## WHAT THE TASK REQUIRES:
Search the listing for "plans" and copy every line where it appears.
-------- THE DATA
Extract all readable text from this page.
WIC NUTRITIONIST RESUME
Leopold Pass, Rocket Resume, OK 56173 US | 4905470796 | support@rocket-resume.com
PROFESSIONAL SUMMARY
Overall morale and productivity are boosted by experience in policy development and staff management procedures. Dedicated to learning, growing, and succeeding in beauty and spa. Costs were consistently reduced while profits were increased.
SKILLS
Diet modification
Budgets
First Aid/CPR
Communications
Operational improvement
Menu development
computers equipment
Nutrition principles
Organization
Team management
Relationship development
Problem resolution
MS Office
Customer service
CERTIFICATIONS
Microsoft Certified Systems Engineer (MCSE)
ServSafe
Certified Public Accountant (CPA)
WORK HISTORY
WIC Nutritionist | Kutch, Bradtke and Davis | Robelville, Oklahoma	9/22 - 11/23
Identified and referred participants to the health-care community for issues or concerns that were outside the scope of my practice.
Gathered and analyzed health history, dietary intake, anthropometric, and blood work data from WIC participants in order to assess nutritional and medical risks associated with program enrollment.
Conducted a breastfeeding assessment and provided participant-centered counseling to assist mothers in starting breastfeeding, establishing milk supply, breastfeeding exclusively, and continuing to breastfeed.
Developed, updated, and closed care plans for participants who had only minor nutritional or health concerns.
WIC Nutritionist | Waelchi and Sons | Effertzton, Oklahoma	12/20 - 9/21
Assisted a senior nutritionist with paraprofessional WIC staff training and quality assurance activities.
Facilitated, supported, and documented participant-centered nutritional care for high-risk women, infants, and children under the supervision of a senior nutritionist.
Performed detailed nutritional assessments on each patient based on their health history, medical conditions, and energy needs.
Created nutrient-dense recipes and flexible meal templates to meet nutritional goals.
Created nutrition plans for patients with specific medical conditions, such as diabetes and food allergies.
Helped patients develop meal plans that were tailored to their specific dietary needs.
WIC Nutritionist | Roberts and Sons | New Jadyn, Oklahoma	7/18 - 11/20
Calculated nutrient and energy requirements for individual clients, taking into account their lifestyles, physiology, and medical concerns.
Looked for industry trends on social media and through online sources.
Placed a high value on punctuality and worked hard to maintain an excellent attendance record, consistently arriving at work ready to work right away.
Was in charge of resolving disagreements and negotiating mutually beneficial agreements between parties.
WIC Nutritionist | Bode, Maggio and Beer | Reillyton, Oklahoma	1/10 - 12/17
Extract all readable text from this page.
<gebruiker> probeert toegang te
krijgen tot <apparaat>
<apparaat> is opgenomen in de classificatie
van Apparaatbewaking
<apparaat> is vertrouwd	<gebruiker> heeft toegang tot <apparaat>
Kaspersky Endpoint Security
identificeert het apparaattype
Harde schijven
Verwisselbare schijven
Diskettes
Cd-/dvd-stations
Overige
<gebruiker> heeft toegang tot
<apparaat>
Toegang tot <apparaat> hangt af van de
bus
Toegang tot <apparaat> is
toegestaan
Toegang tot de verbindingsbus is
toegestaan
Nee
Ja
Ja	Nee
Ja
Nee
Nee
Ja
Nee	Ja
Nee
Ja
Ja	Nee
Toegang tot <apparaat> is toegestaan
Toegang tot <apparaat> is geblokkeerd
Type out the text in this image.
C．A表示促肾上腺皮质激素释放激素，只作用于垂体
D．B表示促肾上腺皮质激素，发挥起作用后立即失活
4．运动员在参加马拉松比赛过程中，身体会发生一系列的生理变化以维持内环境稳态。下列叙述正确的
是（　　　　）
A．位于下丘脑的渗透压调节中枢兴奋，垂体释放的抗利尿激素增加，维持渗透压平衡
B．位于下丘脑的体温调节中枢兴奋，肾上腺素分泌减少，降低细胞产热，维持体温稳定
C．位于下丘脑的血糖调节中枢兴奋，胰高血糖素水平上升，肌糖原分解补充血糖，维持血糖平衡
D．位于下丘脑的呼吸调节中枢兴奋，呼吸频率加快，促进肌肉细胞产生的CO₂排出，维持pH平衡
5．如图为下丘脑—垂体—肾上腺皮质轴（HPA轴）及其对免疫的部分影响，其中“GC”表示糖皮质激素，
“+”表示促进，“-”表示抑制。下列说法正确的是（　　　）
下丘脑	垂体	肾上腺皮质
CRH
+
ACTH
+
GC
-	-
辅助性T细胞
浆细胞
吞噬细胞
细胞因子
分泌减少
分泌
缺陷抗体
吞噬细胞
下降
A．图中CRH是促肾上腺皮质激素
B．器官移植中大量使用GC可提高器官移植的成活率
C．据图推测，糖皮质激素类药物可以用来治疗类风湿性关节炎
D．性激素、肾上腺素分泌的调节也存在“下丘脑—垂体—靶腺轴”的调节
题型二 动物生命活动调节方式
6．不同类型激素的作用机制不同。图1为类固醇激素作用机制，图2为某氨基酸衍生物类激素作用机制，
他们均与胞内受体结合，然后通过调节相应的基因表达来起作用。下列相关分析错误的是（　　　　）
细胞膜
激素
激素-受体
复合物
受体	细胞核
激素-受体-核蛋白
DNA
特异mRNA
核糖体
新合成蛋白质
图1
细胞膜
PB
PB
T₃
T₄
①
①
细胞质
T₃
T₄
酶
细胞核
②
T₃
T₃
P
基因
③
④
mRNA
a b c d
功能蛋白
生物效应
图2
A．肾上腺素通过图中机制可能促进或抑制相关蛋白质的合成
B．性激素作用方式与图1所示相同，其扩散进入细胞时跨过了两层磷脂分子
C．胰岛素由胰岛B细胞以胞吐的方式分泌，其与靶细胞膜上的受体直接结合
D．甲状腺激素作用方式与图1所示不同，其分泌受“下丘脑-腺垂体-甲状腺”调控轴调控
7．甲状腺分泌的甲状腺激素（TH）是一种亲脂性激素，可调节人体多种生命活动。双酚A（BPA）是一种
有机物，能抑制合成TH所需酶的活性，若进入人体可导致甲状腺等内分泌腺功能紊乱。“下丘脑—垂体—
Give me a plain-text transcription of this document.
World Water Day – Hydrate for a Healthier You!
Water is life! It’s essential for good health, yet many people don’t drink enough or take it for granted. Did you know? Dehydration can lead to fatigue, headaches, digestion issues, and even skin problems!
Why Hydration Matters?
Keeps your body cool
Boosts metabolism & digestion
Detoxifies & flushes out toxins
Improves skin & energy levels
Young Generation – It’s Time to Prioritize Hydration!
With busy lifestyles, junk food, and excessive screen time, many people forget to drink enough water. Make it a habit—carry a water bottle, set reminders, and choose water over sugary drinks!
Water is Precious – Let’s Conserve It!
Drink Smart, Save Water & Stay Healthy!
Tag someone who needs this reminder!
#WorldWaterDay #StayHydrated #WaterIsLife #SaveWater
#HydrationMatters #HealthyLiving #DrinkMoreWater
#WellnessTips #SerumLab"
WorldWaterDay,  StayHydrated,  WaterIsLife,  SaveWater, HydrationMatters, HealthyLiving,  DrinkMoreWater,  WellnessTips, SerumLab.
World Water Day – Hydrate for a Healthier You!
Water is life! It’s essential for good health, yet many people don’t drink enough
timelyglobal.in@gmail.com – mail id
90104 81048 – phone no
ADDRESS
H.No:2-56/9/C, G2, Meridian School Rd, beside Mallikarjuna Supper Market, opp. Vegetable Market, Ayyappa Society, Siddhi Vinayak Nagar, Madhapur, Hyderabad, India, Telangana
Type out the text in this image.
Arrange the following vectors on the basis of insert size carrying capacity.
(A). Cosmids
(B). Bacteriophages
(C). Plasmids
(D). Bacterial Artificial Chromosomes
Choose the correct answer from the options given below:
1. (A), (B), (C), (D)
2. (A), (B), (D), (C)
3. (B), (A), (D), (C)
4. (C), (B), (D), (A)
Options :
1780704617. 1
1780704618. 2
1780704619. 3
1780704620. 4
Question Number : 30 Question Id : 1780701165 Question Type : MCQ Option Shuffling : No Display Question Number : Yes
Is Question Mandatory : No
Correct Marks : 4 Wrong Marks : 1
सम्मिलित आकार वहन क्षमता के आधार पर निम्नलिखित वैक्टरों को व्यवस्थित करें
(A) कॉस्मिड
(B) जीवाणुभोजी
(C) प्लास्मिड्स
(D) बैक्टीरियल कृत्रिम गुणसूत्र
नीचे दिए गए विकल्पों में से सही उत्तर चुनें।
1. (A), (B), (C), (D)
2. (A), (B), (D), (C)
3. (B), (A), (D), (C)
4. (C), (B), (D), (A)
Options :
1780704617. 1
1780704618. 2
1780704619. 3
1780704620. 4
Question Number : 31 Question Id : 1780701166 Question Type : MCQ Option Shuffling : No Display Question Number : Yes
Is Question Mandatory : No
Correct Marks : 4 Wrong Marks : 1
----------------
## WRITTEN ANSWER:
Developed, updated, and closed care plans for participants who had only minor nutritional or health concerns.
Created nutrition plans for patients with specific medical conditions, such as diabetes and food allergies.
Helped patients develop meal plans that were tailored to their specific dietary needs.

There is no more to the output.